Task data:
>> Begin

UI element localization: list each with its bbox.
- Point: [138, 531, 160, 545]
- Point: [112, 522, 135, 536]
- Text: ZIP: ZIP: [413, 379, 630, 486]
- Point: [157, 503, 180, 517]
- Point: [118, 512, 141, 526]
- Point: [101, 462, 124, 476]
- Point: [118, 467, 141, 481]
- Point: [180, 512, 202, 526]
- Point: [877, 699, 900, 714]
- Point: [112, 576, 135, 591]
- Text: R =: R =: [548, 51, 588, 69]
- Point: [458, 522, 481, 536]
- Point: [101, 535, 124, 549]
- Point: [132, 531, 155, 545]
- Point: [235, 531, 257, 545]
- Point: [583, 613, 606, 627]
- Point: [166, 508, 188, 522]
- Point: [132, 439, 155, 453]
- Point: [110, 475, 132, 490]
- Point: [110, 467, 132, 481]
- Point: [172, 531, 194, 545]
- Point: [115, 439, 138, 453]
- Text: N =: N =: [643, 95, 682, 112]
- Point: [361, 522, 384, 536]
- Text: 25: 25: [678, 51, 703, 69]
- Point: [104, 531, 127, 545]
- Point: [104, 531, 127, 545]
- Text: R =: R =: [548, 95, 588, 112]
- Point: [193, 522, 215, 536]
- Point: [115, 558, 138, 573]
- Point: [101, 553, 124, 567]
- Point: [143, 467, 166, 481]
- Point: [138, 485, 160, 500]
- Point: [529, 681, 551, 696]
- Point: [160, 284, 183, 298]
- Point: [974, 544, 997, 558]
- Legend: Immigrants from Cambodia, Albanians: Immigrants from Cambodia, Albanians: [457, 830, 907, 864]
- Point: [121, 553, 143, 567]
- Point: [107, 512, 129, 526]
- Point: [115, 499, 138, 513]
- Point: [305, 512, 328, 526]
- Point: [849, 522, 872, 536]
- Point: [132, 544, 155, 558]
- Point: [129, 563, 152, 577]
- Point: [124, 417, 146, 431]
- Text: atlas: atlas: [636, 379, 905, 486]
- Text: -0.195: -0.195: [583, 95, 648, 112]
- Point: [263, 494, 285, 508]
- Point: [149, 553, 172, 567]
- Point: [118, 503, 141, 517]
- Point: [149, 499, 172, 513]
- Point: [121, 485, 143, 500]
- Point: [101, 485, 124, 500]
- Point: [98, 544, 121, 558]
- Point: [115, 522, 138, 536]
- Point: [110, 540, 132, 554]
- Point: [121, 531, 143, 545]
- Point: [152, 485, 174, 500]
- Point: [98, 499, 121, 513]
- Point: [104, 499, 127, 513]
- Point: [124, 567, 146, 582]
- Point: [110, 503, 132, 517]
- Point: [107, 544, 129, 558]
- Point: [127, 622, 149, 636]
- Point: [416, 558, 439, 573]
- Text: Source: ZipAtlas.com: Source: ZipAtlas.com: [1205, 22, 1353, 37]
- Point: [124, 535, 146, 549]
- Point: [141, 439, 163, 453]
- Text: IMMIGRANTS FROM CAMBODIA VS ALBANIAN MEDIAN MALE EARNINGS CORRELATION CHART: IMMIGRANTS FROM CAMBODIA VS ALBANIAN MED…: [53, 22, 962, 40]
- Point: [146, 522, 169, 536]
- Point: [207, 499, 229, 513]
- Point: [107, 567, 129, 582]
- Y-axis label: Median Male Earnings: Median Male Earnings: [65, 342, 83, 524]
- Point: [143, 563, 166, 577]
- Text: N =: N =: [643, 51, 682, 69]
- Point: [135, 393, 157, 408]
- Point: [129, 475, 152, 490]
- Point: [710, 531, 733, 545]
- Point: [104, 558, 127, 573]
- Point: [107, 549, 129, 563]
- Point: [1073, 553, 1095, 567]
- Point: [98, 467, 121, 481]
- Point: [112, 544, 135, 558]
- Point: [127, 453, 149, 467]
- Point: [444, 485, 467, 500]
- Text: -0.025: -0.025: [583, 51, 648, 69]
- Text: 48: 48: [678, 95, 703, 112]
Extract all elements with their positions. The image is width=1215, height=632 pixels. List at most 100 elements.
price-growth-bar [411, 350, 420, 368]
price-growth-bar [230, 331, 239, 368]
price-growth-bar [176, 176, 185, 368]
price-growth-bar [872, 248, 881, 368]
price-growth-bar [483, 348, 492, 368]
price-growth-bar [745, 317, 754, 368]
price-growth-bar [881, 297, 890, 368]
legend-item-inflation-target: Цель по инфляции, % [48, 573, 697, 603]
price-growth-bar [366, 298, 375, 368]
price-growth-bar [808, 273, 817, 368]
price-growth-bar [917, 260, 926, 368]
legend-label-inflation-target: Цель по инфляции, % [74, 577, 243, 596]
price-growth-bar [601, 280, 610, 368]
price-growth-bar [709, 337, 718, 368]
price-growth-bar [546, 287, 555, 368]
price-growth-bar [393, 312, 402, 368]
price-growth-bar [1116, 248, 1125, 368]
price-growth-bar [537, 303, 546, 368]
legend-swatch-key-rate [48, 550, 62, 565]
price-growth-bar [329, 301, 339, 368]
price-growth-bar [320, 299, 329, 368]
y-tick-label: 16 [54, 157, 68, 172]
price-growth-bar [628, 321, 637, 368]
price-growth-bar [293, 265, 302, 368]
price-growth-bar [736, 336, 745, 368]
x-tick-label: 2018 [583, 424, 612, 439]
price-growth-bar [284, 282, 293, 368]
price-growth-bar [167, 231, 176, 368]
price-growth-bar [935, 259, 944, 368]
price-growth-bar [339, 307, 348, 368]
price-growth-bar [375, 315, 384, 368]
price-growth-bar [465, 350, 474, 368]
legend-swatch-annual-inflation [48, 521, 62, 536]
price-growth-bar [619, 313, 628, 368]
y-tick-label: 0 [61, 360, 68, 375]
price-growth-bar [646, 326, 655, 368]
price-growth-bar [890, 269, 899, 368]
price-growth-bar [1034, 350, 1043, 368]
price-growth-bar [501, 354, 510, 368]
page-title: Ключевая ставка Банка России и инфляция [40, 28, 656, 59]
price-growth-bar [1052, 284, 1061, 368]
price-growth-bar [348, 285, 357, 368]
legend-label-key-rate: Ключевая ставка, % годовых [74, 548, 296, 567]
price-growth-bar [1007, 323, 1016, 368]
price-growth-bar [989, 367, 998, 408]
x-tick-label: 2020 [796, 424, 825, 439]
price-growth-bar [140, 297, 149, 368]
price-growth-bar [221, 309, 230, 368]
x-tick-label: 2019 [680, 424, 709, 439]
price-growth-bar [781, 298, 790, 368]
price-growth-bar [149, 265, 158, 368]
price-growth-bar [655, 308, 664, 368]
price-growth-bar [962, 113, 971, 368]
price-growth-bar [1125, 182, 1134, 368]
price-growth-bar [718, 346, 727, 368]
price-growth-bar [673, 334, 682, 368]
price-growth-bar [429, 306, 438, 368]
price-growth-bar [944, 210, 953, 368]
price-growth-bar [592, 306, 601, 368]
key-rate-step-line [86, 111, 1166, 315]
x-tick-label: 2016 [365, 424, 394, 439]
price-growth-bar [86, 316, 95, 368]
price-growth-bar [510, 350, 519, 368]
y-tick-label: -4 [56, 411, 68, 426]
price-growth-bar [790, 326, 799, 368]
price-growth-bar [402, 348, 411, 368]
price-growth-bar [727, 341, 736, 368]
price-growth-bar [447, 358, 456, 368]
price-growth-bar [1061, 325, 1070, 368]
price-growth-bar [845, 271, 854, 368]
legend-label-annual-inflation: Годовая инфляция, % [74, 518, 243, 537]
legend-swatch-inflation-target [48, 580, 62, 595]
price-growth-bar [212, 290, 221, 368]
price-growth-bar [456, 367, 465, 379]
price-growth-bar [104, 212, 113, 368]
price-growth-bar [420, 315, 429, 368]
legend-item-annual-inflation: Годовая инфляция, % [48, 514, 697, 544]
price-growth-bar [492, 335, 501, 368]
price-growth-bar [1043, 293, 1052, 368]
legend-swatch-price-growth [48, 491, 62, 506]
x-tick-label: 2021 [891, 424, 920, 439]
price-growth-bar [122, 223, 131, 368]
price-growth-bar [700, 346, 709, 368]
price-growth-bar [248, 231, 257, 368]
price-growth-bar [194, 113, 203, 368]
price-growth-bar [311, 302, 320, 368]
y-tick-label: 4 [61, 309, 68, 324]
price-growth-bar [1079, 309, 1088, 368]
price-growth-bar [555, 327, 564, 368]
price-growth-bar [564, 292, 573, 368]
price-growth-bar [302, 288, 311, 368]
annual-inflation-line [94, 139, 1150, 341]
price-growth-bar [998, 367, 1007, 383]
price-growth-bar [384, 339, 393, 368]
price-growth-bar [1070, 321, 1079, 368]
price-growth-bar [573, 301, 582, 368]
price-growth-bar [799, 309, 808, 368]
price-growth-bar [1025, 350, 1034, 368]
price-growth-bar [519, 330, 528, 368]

>> End

Problem to work on:
Copy the lines word for word, starting at the beginning of the records and ending at the line that contains "- Point: [138, 485, 160, 500]", both ends included.

Exercise result:
UI element localization: list each with its bbox.
- Point: [138, 531, 160, 545]
- Point: [112, 522, 135, 536]
- Text: ZIP: ZIP: [413, 379, 630, 486]
- Point: [157, 503, 180, 517]
- Point: [118, 512, 141, 526]
- Point: [101, 462, 124, 476]
- Point: [118, 467, 141, 481]
- Point: [180, 512, 202, 526]
- Point: [877, 699, 900, 714]
- Point: [112, 576, 135, 591]
- Text: R =: R =: [548, 51, 588, 69]
- Point: [458, 522, 481, 536]
- Point: [101, 535, 124, 549]
- Point: [132, 531, 155, 545]
- Point: [235, 531, 257, 545]
- Point: [583, 613, 606, 627]
- Point: [166, 508, 188, 522]
- Point: [132, 439, 155, 453]
- Point: [110, 475, 132, 490]
- Point: [110, 467, 132, 481]
- Point: [172, 531, 194, 545]
- Point: [115, 439, 138, 453]
- Text: N =: N =: [643, 95, 682, 112]
- Point: [361, 522, 384, 536]
- Text: 25: 25: [678, 51, 703, 69]
- Point: [104, 531, 127, 545]
- Point: [104, 531, 127, 545]
- Text: R =: R =: [548, 95, 588, 112]
- Point: [193, 522, 215, 536]
- Point: [115, 558, 138, 573]
- Point: [101, 553, 124, 567]
- Point: [143, 467, 166, 481]
- Point: [138, 485, 160, 500]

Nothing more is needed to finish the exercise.